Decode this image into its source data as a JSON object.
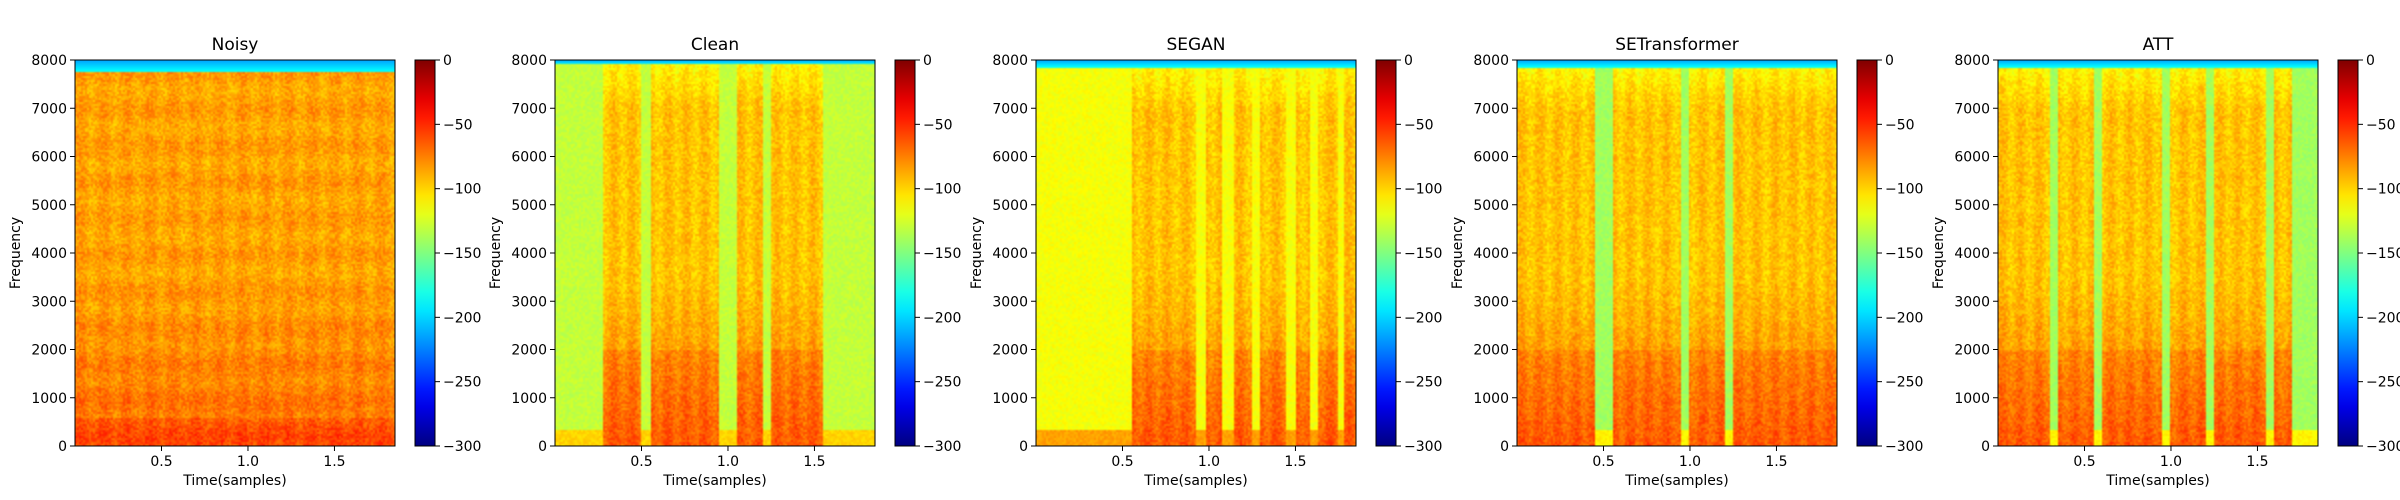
{
  "chart_data": [
    {
      "type": "heatmap",
      "title": "Noisy",
      "xlabel": "Time(samples)",
      "ylabel": "Frequency",
      "xlim": [
        0.0,
        1.85
      ],
      "ylim": [
        0,
        8000
      ],
      "xticks": [
        0.5,
        1.0,
        1.5
      ],
      "xtick_labels": [
        "0.5",
        "1.0",
        "1.5"
      ],
      "yticks": [
        0,
        1000,
        2000,
        3000,
        4000,
        5000,
        6000,
        7000,
        8000
      ],
      "ytick_labels": [
        "0",
        "1000",
        "2000",
        "3000",
        "4000",
        "5000",
        "6000",
        "7000",
        "8000"
      ],
      "colorbar": {
        "range": [
          -300,
          0
        ],
        "ticks": [
          0,
          -50,
          -100,
          -150,
          -200,
          -250,
          -300
        ],
        "tick_labels": [
          "0",
          "−50",
          "−100",
          "−150",
          "−200",
          "−250",
          "−300"
        ],
        "colormap": "jet"
      },
      "cutoff_hz": 7750,
      "background_level": -90,
      "speech_segments": [],
      "noise_broadband": true
    },
    {
      "type": "heatmap",
      "title": "Clean",
      "xlabel": "Time(samples)",
      "ylabel": "Frequency",
      "xlim": [
        0.0,
        1.85
      ],
      "ylim": [
        0,
        8000
      ],
      "xticks": [
        0.5,
        1.0,
        1.5
      ],
      "xtick_labels": [
        "0.5",
        "1.0",
        "1.5"
      ],
      "yticks": [
        0,
        1000,
        2000,
        3000,
        4000,
        5000,
        6000,
        7000,
        8000
      ],
      "ytick_labels": [
        "0",
        "1000",
        "2000",
        "3000",
        "4000",
        "5000",
        "6000",
        "7000",
        "8000"
      ],
      "colorbar": {
        "range": [
          -300,
          0
        ],
        "ticks": [
          0,
          -50,
          -100,
          -150,
          -200,
          -250,
          -300
        ],
        "tick_labels": [
          "0",
          "−50",
          "−100",
          "−150",
          "−200",
          "−250",
          "−300"
        ],
        "colormap": "jet"
      },
      "cutoff_hz": 7900,
      "background_level": -130,
      "speech_segments": [
        [
          0.28,
          0.5
        ],
        [
          0.55,
          0.95
        ],
        [
          1.05,
          1.2
        ],
        [
          1.25,
          1.55
        ]
      ]
    },
    {
      "type": "heatmap",
      "title": "SEGAN",
      "xlabel": "Time(samples)",
      "ylabel": "Frequency",
      "xlim": [
        0.0,
        1.85
      ],
      "ylim": [
        0,
        8000
      ],
      "xticks": [
        0.5,
        1.0,
        1.5
      ],
      "xtick_labels": [
        "0.5",
        "1.0",
        "1.5"
      ],
      "yticks": [
        0,
        1000,
        2000,
        3000,
        4000,
        5000,
        6000,
        7000,
        8000
      ],
      "ytick_labels": [
        "0",
        "1000",
        "2000",
        "3000",
        "4000",
        "5000",
        "6000",
        "7000",
        "8000"
      ],
      "colorbar": {
        "range": [
          -300,
          0
        ],
        "ticks": [
          0,
          -50,
          -100,
          -150,
          -200,
          -250,
          -300
        ],
        "tick_labels": [
          "0",
          "−50",
          "−100",
          "−150",
          "−200",
          "−250",
          "−300"
        ],
        "colormap": "jet"
      },
      "cutoff_hz": 7850,
      "background_level": -115,
      "speech_segments": [
        [
          0.55,
          0.92
        ],
        [
          0.98,
          1.08
        ],
        [
          1.15,
          1.25
        ],
        [
          1.3,
          1.45
        ],
        [
          1.5,
          1.58
        ],
        [
          1.63,
          1.75
        ],
        [
          1.78,
          1.85
        ]
      ]
    },
    {
      "type": "heatmap",
      "title": "SETransformer",
      "xlabel": "Time(samples)",
      "ylabel": "Frequency",
      "xlim": [
        0.0,
        1.85
      ],
      "ylim": [
        0,
        8000
      ],
      "xticks": [
        0.5,
        1.0,
        1.5
      ],
      "xtick_labels": [
        "0.5",
        "1.0",
        "1.5"
      ],
      "yticks": [
        0,
        1000,
        2000,
        3000,
        4000,
        5000,
        6000,
        7000,
        8000
      ],
      "ytick_labels": [
        "0",
        "1000",
        "2000",
        "3000",
        "4000",
        "5000",
        "6000",
        "7000",
        "8000"
      ],
      "colorbar": {
        "range": [
          -300,
          0
        ],
        "ticks": [
          0,
          -50,
          -100,
          -150,
          -200,
          -250,
          -300
        ],
        "tick_labels": [
          "0",
          "−50",
          "−100",
          "−150",
          "−200",
          "−250",
          "−300"
        ],
        "colormap": "jet"
      },
      "cutoff_hz": 7850,
      "background_level": -140,
      "speech_segments": [
        [
          0.0,
          0.45
        ],
        [
          0.55,
          0.95
        ],
        [
          1.0,
          1.2
        ],
        [
          1.25,
          1.85
        ]
      ]
    },
    {
      "type": "heatmap",
      "title": "ATT",
      "xlabel": "Time(samples)",
      "ylabel": "Frequency",
      "xlim": [
        0.0,
        1.85
      ],
      "ylim": [
        0,
        8000
      ],
      "xticks": [
        0.5,
        1.0,
        1.5
      ],
      "xtick_labels": [
        "0.5",
        "1.0",
        "1.5"
      ],
      "yticks": [
        0,
        1000,
        2000,
        3000,
        4000,
        5000,
        6000,
        7000,
        8000
      ],
      "ytick_labels": [
        "0",
        "1000",
        "2000",
        "3000",
        "4000",
        "5000",
        "6000",
        "7000",
        "8000"
      ],
      "colorbar": {
        "range": [
          -300,
          0
        ],
        "ticks": [
          0,
          -50,
          -100,
          -150,
          -200,
          -250,
          -300
        ],
        "tick_labels": [
          "0",
          "−50",
          "−100",
          "−150",
          "−200",
          "−250",
          "−300"
        ],
        "colormap": "jet"
      },
      "cutoff_hz": 7850,
      "background_level": -140,
      "speech_segments": [
        [
          0.0,
          0.3
        ],
        [
          0.35,
          0.55
        ],
        [
          0.6,
          0.95
        ],
        [
          1.0,
          1.2
        ],
        [
          1.25,
          1.55
        ],
        [
          1.6,
          1.7
        ]
      ]
    }
  ]
}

────────────────────────────────────────

Except for the pictures, reproduce every line exactly.

Decode this image into its source data as a JSON object.
{
  "chart_data": [
    {
      "type": "heatmap",
      "title": "Noisy",
      "xlabel": "Time(samples)",
      "ylabel": "Frequency",
      "xlim": [
        0.0,
        1.85
      ],
      "ylim": [
        0,
        8000
      ],
      "xticks": [
        0.5,
        1.0,
        1.5
      ],
      "xtick_labels": [
        "0.5",
        "1.0",
        "1.5"
      ],
      "yticks": [
        0,
        1000,
        2000,
        3000,
        4000,
        5000,
        6000,
        7000,
        8000
      ],
      "ytick_labels": [
        "0",
        "1000",
        "2000",
        "3000",
        "4000",
        "5000",
        "6000",
        "7000",
        "8000"
      ],
      "colorbar": {
        "range": [
          -300,
          0
        ],
        "ticks": [
          0,
          -50,
          -100,
          -150,
          -200,
          -250,
          -300
        ],
        "tick_labels": [
          "0",
          "−50",
          "−100",
          "−150",
          "−200",
          "−250",
          "−300"
        ],
        "colormap": "jet"
      },
      "cutoff_hz": 7750,
      "background_level": -90,
      "speech_segments": [],
      "noise_broadband": true
    },
    {
      "type": "heatmap",
      "title": "Clean",
      "xlabel": "Time(samples)",
      "ylabel": "Frequency",
      "xlim": [
        0.0,
        1.85
      ],
      "ylim": [
        0,
        8000
      ],
      "xticks": [
        0.5,
        1.0,
        1.5
      ],
      "xtick_labels": [
        "0.5",
        "1.0",
        "1.5"
      ],
      "yticks": [
        0,
        1000,
        2000,
        3000,
        4000,
        5000,
        6000,
        7000,
        8000
      ],
      "ytick_labels": [
        "0",
        "1000",
        "2000",
        "3000",
        "4000",
        "5000",
        "6000",
        "7000",
        "8000"
      ],
      "colorbar": {
        "range": [
          -300,
          0
        ],
        "ticks": [
          0,
          -50,
          -100,
          -150,
          -200,
          -250,
          -300
        ],
        "tick_labels": [
          "0",
          "−50",
          "−100",
          "−150",
          "−200",
          "−250",
          "−300"
        ],
        "colormap": "jet"
      },
      "cutoff_hz": 7900,
      "background_level": -130,
      "speech_segments": [
        [
          0.28,
          0.5
        ],
        [
          0.55,
          0.95
        ],
        [
          1.05,
          1.2
        ],
        [
          1.25,
          1.55
        ]
      ]
    },
    {
      "type": "heatmap",
      "title": "SEGAN",
      "xlabel": "Time(samples)",
      "ylabel": "Frequency",
      "xlim": [
        0.0,
        1.85
      ],
      "ylim": [
        0,
        8000
      ],
      "xticks": [
        0.5,
        1.0,
        1.5
      ],
      "xtick_labels": [
        "0.5",
        "1.0",
        "1.5"
      ],
      "yticks": [
        0,
        1000,
        2000,
        3000,
        4000,
        5000,
        6000,
        7000,
        8000
      ],
      "ytick_labels": [
        "0",
        "1000",
        "2000",
        "3000",
        "4000",
        "5000",
        "6000",
        "7000",
        "8000"
      ],
      "colorbar": {
        "range": [
          -300,
          0
        ],
        "ticks": [
          0,
          -50,
          -100,
          -150,
          -200,
          -250,
          -300
        ],
        "tick_labels": [
          "0",
          "−50",
          "−100",
          "−150",
          "−200",
          "−250",
          "−300"
        ],
        "colormap": "jet"
      },
      "cutoff_hz": 7850,
      "background_level": -115,
      "speech_segments": [
        [
          0.55,
          0.92
        ],
        [
          0.98,
          1.08
        ],
        [
          1.15,
          1.25
        ],
        [
          1.3,
          1.45
        ],
        [
          1.5,
          1.58
        ],
        [
          1.63,
          1.75
        ],
        [
          1.78,
          1.85
        ]
      ]
    },
    {
      "type": "heatmap",
      "title": "SETransformer",
      "xlabel": "Time(samples)",
      "ylabel": "Frequency",
      "xlim": [
        0.0,
        1.85
      ],
      "ylim": [
        0,
        8000
      ],
      "xticks": [
        0.5,
        1.0,
        1.5
      ],
      "xtick_labels": [
        "0.5",
        "1.0",
        "1.5"
      ],
      "yticks": [
        0,
        1000,
        2000,
        3000,
        4000,
        5000,
        6000,
        7000,
        8000
      ],
      "ytick_labels": [
        "0",
        "1000",
        "2000",
        "3000",
        "4000",
        "5000",
        "6000",
        "7000",
        "8000"
      ],
      "colorbar": {
        "range": [
          -300,
          0
        ],
        "ticks": [
          0,
          -50,
          -100,
          -150,
          -200,
          -250,
          -300
        ],
        "tick_labels": [
          "0",
          "−50",
          "−100",
          "−150",
          "−200",
          "−250",
          "−300"
        ],
        "colormap": "jet"
      },
      "cutoff_hz": 7850,
      "background_level": -140,
      "speech_segments": [
        [
          0.0,
          0.45
        ],
        [
          0.55,
          0.95
        ],
        [
          1.0,
          1.2
        ],
        [
          1.25,
          1.85
        ]
      ]
    },
    {
      "type": "heatmap",
      "title": "ATT",
      "xlabel": "Time(samples)",
      "ylabel": "Frequency",
      "xlim": [
        0.0,
        1.85
      ],
      "ylim": [
        0,
        8000
      ],
      "xticks": [
        0.5,
        1.0,
        1.5
      ],
      "xtick_labels": [
        "0.5",
        "1.0",
        "1.5"
      ],
      "yticks": [
        0,
        1000,
        2000,
        3000,
        4000,
        5000,
        6000,
        7000,
        8000
      ],
      "ytick_labels": [
        "0",
        "1000",
        "2000",
        "3000",
        "4000",
        "5000",
        "6000",
        "7000",
        "8000"
      ],
      "colorbar": {
        "range": [
          -300,
          0
        ],
        "ticks": [
          0,
          -50,
          -100,
          -150,
          -200,
          -250,
          -300
        ],
        "tick_labels": [
          "0",
          "−50",
          "−100",
          "−150",
          "−200",
          "−250",
          "−300"
        ],
        "colormap": "jet"
      },
      "cutoff_hz": 7850,
      "background_level": -140,
      "speech_segments": [
        [
          0.0,
          0.3
        ],
        [
          0.35,
          0.55
        ],
        [
          0.6,
          0.95
        ],
        [
          1.0,
          1.2
        ],
        [
          1.25,
          1.55
        ],
        [
          1.6,
          1.7
        ]
      ]
    }
  ]
}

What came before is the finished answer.